* Begin Provided data *

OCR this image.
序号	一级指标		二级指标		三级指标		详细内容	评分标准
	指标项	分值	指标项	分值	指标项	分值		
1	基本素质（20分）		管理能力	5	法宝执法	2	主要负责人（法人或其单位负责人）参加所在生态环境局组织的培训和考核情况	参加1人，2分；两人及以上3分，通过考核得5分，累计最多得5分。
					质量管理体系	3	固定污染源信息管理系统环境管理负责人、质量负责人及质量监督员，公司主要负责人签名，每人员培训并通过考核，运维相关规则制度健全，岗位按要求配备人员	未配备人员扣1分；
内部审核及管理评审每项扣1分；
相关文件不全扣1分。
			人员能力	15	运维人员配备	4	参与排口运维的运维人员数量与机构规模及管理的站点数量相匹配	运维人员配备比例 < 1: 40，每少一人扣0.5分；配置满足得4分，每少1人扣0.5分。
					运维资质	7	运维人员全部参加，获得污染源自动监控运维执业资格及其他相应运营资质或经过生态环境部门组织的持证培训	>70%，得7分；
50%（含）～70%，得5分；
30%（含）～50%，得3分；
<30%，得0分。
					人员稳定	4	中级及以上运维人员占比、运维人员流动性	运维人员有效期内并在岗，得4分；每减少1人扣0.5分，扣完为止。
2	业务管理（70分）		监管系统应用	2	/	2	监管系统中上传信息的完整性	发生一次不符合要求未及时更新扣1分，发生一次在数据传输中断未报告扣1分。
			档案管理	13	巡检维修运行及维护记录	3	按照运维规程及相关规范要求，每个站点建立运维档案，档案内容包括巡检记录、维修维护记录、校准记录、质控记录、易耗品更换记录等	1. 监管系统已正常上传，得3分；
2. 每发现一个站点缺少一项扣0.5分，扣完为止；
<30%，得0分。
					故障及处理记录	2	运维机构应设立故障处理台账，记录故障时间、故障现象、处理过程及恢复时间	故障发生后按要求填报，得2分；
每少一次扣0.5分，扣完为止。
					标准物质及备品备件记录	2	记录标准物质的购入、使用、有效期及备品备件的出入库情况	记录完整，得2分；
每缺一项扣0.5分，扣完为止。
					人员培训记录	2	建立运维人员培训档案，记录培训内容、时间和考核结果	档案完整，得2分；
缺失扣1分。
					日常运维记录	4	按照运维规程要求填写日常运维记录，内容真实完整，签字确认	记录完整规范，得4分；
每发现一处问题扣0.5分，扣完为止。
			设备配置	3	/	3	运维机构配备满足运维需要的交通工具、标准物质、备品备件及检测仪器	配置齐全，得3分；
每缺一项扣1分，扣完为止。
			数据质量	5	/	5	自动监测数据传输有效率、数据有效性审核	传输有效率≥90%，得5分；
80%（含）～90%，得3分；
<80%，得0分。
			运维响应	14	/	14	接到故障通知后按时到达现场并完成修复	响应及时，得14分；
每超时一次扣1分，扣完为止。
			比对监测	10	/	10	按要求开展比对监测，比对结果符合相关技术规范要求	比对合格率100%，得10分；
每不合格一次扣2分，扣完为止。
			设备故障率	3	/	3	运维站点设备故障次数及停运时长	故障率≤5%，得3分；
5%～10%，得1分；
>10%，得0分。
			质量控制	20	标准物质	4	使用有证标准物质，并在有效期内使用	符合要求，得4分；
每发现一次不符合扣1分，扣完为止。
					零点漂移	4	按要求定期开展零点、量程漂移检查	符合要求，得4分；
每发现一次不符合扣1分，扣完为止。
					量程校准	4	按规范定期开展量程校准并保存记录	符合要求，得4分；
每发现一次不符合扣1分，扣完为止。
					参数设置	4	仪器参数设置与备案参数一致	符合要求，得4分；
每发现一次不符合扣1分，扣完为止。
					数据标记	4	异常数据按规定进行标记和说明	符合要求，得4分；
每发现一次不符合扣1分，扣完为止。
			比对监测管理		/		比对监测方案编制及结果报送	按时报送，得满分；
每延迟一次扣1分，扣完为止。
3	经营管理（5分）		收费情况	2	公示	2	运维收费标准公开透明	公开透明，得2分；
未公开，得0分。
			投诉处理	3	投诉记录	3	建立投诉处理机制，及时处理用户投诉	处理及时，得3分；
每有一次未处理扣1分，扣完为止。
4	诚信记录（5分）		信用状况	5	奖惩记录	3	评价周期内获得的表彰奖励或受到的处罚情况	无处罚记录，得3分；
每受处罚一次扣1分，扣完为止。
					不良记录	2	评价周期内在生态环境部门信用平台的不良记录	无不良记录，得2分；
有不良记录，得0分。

* End Provided data *
* Begin Provided data *

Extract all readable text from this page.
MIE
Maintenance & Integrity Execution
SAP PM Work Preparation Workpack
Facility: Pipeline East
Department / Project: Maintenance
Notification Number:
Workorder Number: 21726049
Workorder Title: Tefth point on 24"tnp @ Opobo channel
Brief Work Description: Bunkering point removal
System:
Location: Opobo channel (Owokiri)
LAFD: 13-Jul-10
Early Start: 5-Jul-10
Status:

* End Provided data *

# Task details:
Using the entries above, return each line in which the word "Number" occurs.

# Answer:
Notification Number:
Workorder Number: 21726049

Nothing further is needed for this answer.